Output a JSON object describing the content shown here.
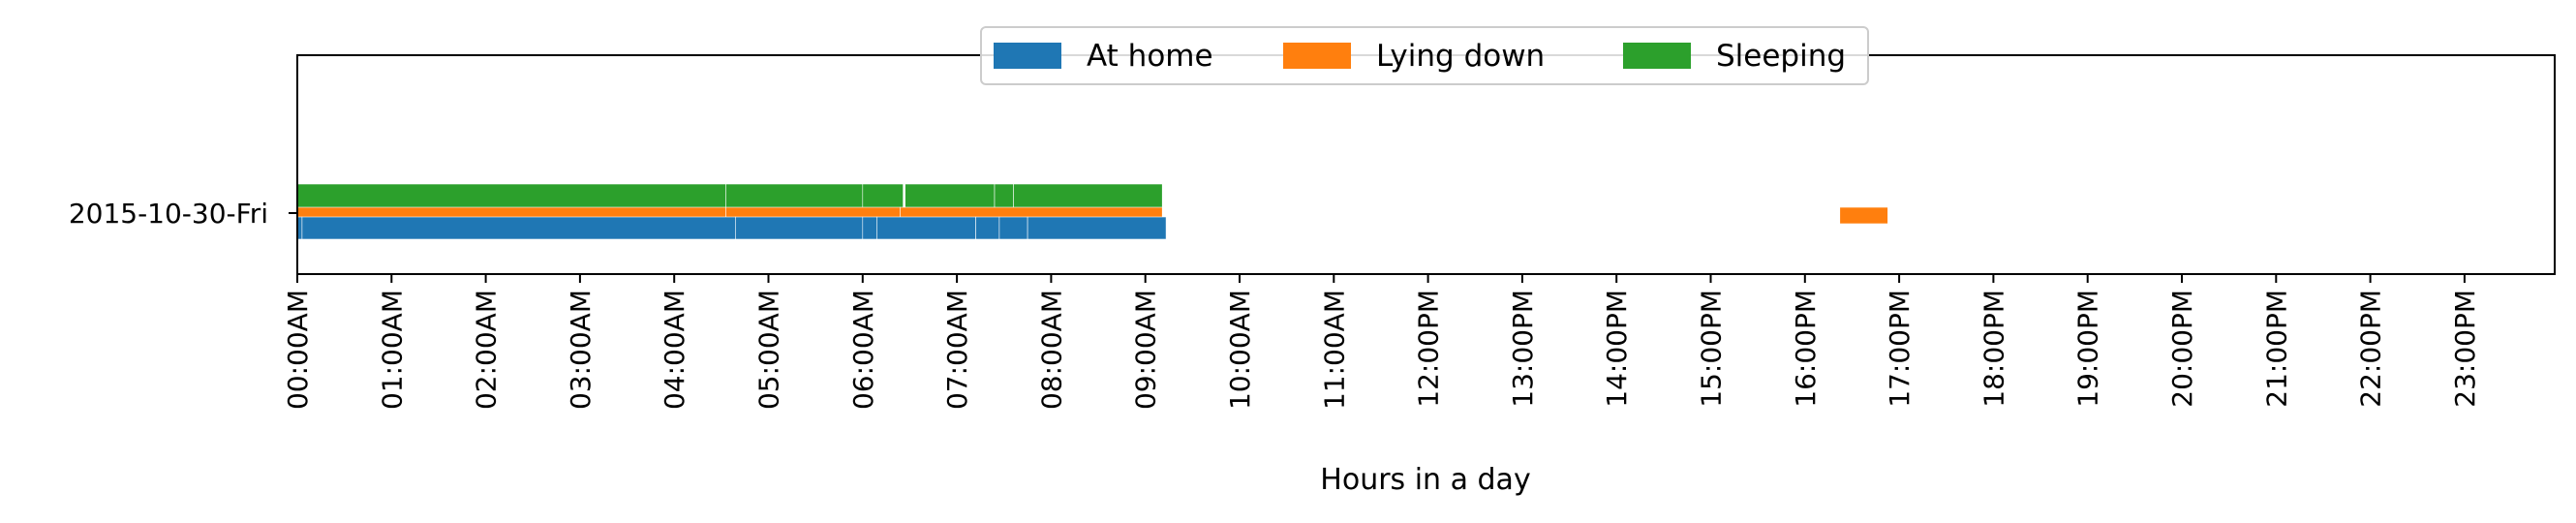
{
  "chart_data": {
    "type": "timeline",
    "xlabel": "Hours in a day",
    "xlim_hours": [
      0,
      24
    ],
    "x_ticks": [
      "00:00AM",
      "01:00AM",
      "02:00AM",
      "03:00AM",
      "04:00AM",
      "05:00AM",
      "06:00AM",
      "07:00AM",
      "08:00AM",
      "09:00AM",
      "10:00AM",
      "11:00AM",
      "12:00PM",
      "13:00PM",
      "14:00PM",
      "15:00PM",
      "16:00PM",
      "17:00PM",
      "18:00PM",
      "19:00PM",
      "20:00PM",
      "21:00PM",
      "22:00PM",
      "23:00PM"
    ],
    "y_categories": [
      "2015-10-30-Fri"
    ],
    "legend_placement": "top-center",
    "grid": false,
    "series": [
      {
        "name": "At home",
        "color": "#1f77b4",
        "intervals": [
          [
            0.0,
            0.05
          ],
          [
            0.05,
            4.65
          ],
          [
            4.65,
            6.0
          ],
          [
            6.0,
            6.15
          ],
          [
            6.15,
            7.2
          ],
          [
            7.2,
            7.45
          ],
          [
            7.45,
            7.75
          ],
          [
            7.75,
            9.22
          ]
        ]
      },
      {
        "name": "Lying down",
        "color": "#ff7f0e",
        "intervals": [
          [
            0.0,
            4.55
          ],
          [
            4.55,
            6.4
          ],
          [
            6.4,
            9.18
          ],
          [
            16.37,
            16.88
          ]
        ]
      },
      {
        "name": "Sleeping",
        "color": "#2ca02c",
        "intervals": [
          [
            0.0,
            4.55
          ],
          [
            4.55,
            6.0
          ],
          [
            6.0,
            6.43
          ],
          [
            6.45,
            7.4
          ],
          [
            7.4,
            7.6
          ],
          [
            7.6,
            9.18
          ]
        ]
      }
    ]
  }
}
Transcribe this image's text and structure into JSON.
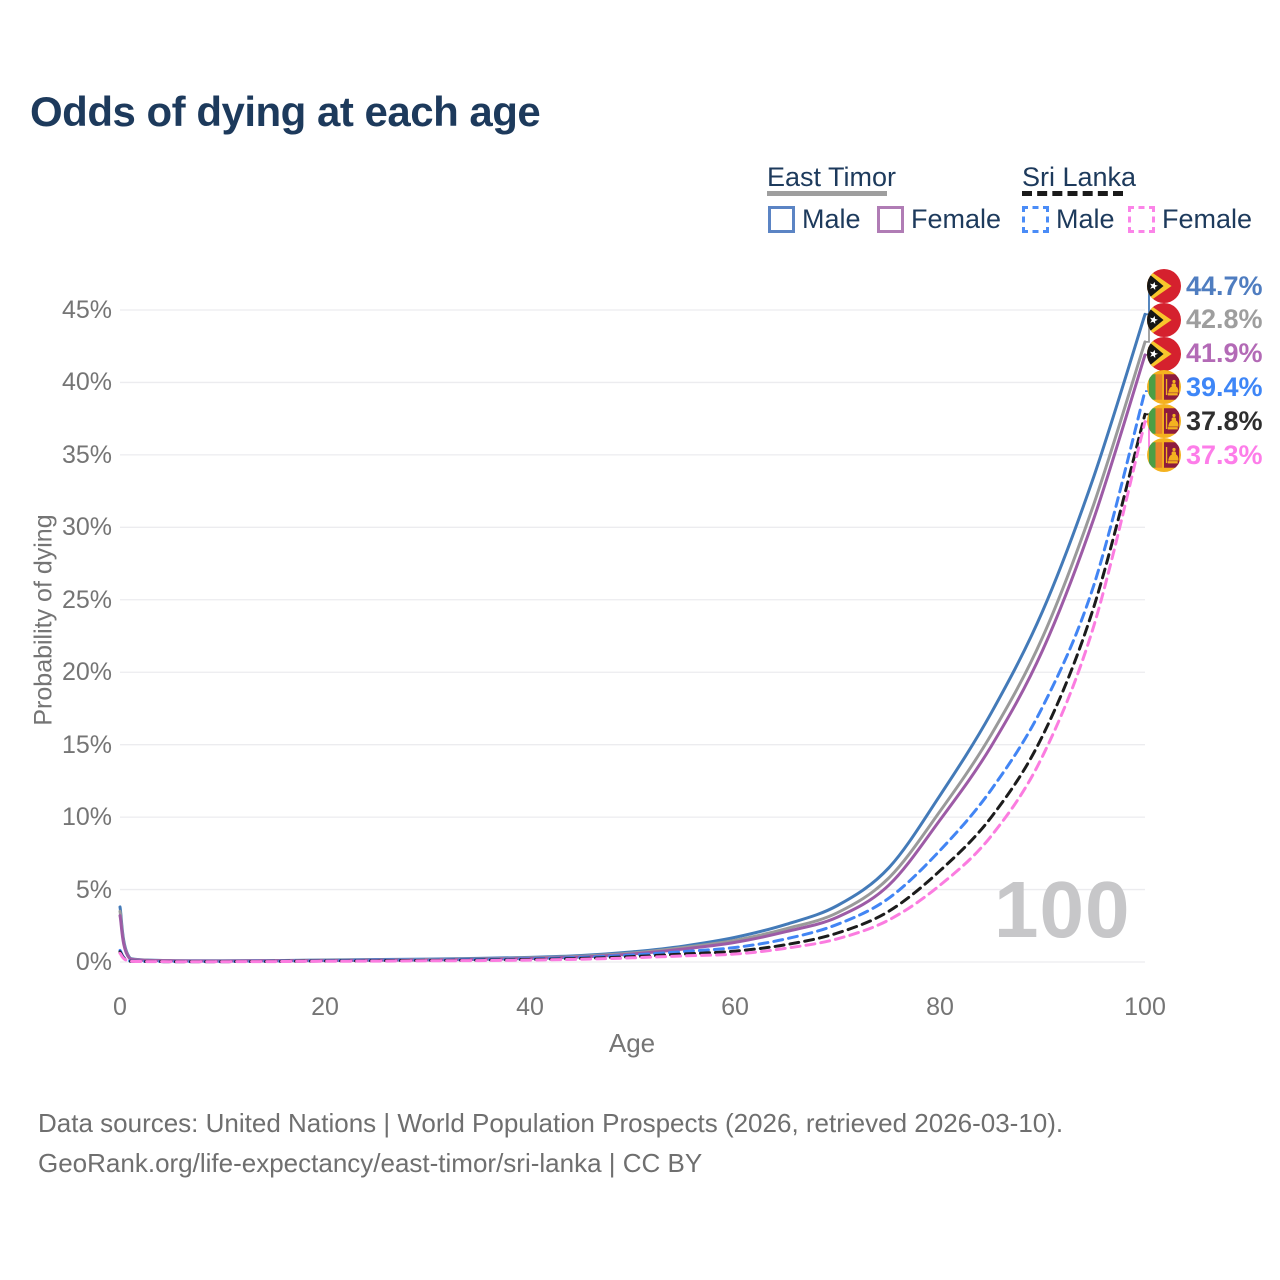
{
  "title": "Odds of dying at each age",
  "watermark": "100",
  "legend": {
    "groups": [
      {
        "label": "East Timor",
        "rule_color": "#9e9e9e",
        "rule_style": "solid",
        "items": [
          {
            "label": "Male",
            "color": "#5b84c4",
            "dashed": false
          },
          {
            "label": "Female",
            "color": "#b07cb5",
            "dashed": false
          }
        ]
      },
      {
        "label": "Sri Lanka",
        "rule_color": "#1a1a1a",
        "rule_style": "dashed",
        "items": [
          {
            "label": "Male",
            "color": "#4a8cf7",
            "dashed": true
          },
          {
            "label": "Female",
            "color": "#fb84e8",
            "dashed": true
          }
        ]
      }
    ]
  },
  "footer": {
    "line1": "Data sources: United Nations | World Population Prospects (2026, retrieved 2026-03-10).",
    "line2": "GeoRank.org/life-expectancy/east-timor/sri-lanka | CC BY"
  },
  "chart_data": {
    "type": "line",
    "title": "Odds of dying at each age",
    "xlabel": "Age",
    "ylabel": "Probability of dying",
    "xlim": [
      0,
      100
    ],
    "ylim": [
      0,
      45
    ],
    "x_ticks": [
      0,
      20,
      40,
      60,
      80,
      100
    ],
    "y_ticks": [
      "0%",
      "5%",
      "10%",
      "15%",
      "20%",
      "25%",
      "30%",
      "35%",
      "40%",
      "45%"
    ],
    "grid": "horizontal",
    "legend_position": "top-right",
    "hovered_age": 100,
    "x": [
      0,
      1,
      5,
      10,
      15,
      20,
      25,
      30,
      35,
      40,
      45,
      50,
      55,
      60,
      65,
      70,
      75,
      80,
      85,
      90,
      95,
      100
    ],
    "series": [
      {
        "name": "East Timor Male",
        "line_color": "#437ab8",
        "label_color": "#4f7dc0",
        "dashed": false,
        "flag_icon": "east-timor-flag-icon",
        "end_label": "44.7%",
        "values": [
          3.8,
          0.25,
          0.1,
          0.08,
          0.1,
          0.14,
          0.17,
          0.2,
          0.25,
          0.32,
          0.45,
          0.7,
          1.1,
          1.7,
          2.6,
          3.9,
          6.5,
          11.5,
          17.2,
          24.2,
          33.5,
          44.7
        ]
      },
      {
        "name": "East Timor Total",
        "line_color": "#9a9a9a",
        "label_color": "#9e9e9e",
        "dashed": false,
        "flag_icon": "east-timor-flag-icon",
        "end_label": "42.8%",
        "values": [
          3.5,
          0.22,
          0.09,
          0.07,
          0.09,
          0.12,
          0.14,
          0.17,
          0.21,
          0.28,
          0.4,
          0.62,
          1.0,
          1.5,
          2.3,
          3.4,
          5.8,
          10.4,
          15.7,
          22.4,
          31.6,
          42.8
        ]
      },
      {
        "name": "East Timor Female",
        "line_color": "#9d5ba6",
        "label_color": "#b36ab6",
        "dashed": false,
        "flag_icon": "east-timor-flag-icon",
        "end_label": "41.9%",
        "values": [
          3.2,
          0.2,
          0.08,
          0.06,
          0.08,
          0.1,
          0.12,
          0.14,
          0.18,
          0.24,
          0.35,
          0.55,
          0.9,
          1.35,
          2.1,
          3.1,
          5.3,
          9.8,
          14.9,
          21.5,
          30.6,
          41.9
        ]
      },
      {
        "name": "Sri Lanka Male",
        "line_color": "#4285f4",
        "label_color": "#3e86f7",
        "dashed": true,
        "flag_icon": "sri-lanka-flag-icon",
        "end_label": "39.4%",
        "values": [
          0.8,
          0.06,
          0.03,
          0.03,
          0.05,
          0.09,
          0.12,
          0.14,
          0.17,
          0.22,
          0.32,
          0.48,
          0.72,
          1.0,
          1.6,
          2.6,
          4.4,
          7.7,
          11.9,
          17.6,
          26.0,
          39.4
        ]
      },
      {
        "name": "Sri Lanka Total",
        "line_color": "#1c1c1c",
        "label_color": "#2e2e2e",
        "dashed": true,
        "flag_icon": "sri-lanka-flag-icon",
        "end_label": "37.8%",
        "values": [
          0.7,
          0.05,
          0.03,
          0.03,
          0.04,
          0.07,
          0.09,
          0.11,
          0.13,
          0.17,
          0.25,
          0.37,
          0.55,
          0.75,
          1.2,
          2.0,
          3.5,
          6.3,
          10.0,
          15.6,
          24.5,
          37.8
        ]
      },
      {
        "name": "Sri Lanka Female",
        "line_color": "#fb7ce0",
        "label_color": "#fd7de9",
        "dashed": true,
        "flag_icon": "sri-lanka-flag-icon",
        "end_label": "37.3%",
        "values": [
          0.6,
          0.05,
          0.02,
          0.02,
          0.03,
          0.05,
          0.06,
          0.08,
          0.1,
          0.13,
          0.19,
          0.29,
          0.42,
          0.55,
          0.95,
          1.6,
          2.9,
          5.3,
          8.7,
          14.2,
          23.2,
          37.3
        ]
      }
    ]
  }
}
----
Transcribe all of the entries word for word, but skip any pictures they contain.

Problem solution:
Output a JSON object describing the content shown here.
{
  "chart_data": {
    "type": "timeline",
    "xlabel": "Hours in a day",
    "xlim_hours": [
      0,
      24
    ],
    "x_ticks": [
      "00:00AM",
      "01:00AM",
      "02:00AM",
      "03:00AM",
      "04:00AM",
      "05:00AM",
      "06:00AM",
      "07:00AM",
      "08:00AM",
      "09:00AM",
      "10:00AM",
      "11:00AM",
      "12:00PM",
      "13:00PM",
      "14:00PM",
      "15:00PM",
      "16:00PM",
      "17:00PM",
      "18:00PM",
      "19:00PM",
      "20:00PM",
      "21:00PM",
      "22:00PM",
      "23:00PM"
    ],
    "y_categories": [
      "2015-10-30-Fri"
    ],
    "legend_placement": "top-center",
    "grid": false,
    "series": [
      {
        "name": "At home",
        "color": "#1f77b4",
        "intervals": [
          [
            0.0,
            0.05
          ],
          [
            0.05,
            4.65
          ],
          [
            4.65,
            6.0
          ],
          [
            6.0,
            6.15
          ],
          [
            6.15,
            7.2
          ],
          [
            7.2,
            7.45
          ],
          [
            7.45,
            7.75
          ],
          [
            7.75,
            9.22
          ]
        ]
      },
      {
        "name": "Lying down",
        "color": "#ff7f0e",
        "intervals": [
          [
            0.0,
            4.55
          ],
          [
            4.55,
            6.4
          ],
          [
            6.4,
            9.18
          ],
          [
            16.37,
            16.88
          ]
        ]
      },
      {
        "name": "Sleeping",
        "color": "#2ca02c",
        "intervals": [
          [
            0.0,
            4.55
          ],
          [
            4.55,
            6.0
          ],
          [
            6.0,
            6.43
          ],
          [
            6.45,
            7.4
          ],
          [
            7.4,
            7.6
          ],
          [
            7.6,
            9.18
          ]
        ]
      }
    ]
  }
}
Transcribe this image's text and structure into JSON.
{
  "title": "Odds of dying at each age",
  "watermark": "100",
  "legend": {
    "groups": [
      {
        "label": "East Timor",
        "rule_color": "#9e9e9e",
        "rule_style": "solid",
        "items": [
          {
            "label": "Male",
            "color": "#5b84c4",
            "dashed": false
          },
          {
            "label": "Female",
            "color": "#b07cb5",
            "dashed": false
          }
        ]
      },
      {
        "label": "Sri Lanka",
        "rule_color": "#1a1a1a",
        "rule_style": "dashed",
        "items": [
          {
            "label": "Male",
            "color": "#4a8cf7",
            "dashed": true
          },
          {
            "label": "Female",
            "color": "#fb84e8",
            "dashed": true
          }
        ]
      }
    ]
  },
  "footer": {
    "line1": "Data sources: United Nations | World Population Prospects (2026, retrieved 2026-03-10).",
    "line2": "GeoRank.org/life-expectancy/east-timor/sri-lanka | CC BY"
  },
  "chart_data": {
    "type": "line",
    "title": "Odds of dying at each age",
    "xlabel": "Age",
    "ylabel": "Probability of dying",
    "xlim": [
      0,
      100
    ],
    "ylim": [
      0,
      45
    ],
    "x_ticks": [
      0,
      20,
      40,
      60,
      80,
      100
    ],
    "y_ticks": [
      "0%",
      "5%",
      "10%",
      "15%",
      "20%",
      "25%",
      "30%",
      "35%",
      "40%",
      "45%"
    ],
    "grid": "horizontal",
    "legend_position": "top-right",
    "hovered_age": 100,
    "x": [
      0,
      1,
      5,
      10,
      15,
      20,
      25,
      30,
      35,
      40,
      45,
      50,
      55,
      60,
      65,
      70,
      75,
      80,
      85,
      90,
      95,
      100
    ],
    "series": [
      {
        "name": "East Timor Male",
        "line_color": "#437ab8",
        "label_color": "#4f7dc0",
        "dashed": false,
        "flag_icon": "east-timor-flag-icon",
        "end_label": "44.7%",
        "values": [
          3.8,
          0.25,
          0.1,
          0.08,
          0.1,
          0.14,
          0.17,
          0.2,
          0.25,
          0.32,
          0.45,
          0.7,
          1.1,
          1.7,
          2.6,
          3.9,
          6.5,
          11.5,
          17.2,
          24.2,
          33.5,
          44.7
        ]
      },
      {
        "name": "East Timor Total",
        "line_color": "#9a9a9a",
        "label_color": "#9e9e9e",
        "dashed": false,
        "flag_icon": "east-timor-flag-icon",
        "end_label": "42.8%",
        "values": [
          3.5,
          0.22,
          0.09,
          0.07,
          0.09,
          0.12,
          0.14,
          0.17,
          0.21,
          0.28,
          0.4,
          0.62,
          1.0,
          1.5,
          2.3,
          3.4,
          5.8,
          10.4,
          15.7,
          22.4,
          31.6,
          42.8
        ]
      },
      {
        "name": "East Timor Female",
        "line_color": "#9d5ba6",
        "label_color": "#b36ab6",
        "dashed": false,
        "flag_icon": "east-timor-flag-icon",
        "end_label": "41.9%",
        "values": [
          3.2,
          0.2,
          0.08,
          0.06,
          0.08,
          0.1,
          0.12,
          0.14,
          0.18,
          0.24,
          0.35,
          0.55,
          0.9,
          1.35,
          2.1,
          3.1,
          5.3,
          9.8,
          14.9,
          21.5,
          30.6,
          41.9
        ]
      },
      {
        "name": "Sri Lanka Male",
        "line_color": "#4285f4",
        "label_color": "#3e86f7",
        "dashed": true,
        "flag_icon": "sri-lanka-flag-icon",
        "end_label": "39.4%",
        "values": [
          0.8,
          0.06,
          0.03,
          0.03,
          0.05,
          0.09,
          0.12,
          0.14,
          0.17,
          0.22,
          0.32,
          0.48,
          0.72,
          1.0,
          1.6,
          2.6,
          4.4,
          7.7,
          11.9,
          17.6,
          26.0,
          39.4
        ]
      },
      {
        "name": "Sri Lanka Total",
        "line_color": "#1c1c1c",
        "label_color": "#2e2e2e",
        "dashed": true,
        "flag_icon": "sri-lanka-flag-icon",
        "end_label": "37.8%",
        "values": [
          0.7,
          0.05,
          0.03,
          0.03,
          0.04,
          0.07,
          0.09,
          0.11,
          0.13,
          0.17,
          0.25,
          0.37,
          0.55,
          0.75,
          1.2,
          2.0,
          3.5,
          6.3,
          10.0,
          15.6,
          24.5,
          37.8
        ]
      },
      {
        "name": "Sri Lanka Female",
        "line_color": "#fb7ce0",
        "label_color": "#fd7de9",
        "dashed": true,
        "flag_icon": "sri-lanka-flag-icon",
        "end_label": "37.3%",
        "values": [
          0.6,
          0.05,
          0.02,
          0.02,
          0.03,
          0.05,
          0.06,
          0.08,
          0.1,
          0.13,
          0.19,
          0.29,
          0.42,
          0.55,
          0.95,
          1.6,
          2.9,
          5.3,
          8.7,
          14.2,
          23.2,
          37.3
        ]
      }
    ]
  }
}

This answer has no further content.